_TASK_. Please write the listing below out again exactly, leaving every picture behind.

STORED RECORDS start

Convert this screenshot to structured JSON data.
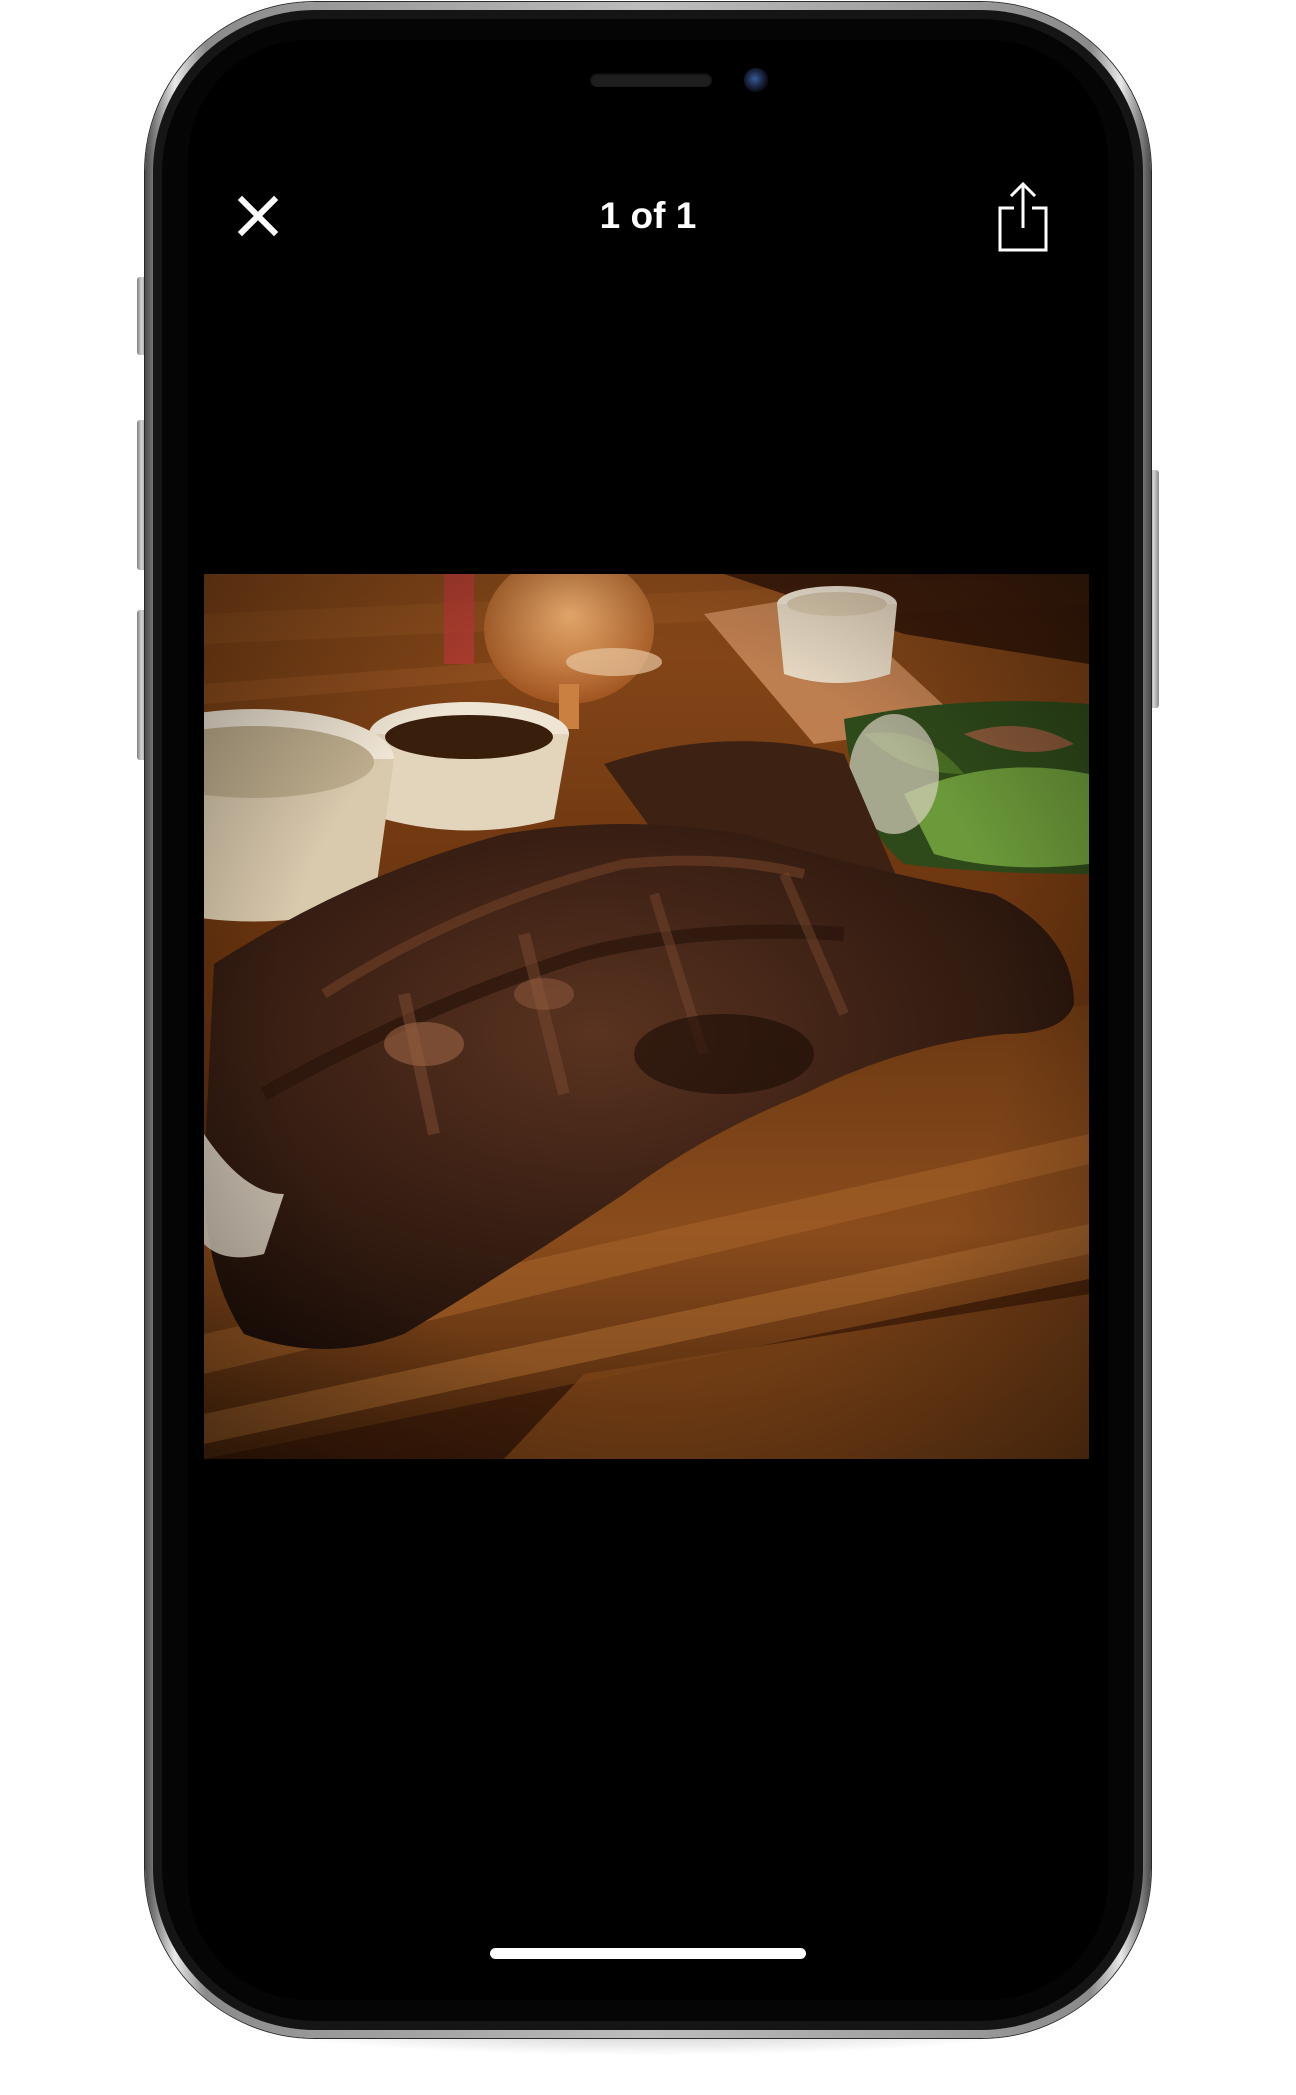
{
  "viewer": {
    "counter": "1 of 1",
    "close_icon": "close-icon",
    "share_icon": "share-icon"
  },
  "photo": {
    "subject_icon": "photo-of-grilled-ribs"
  },
  "colors": {
    "screen_background": "#000000",
    "foreground": "#ffffff"
  }
}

STORED RECORDS end

_ANSWER FOR THE TASK_.
Convert this screenshot to structured JSON data.
{
  "viewer": {
    "counter": "1 of 1",
    "close_icon": "close-icon",
    "share_icon": "share-icon"
  },
  "photo": {
    "subject_icon": "photo-of-grilled-ribs"
  },
  "colors": {
    "screen_background": "#000000",
    "foreground": "#ffffff"
  }
}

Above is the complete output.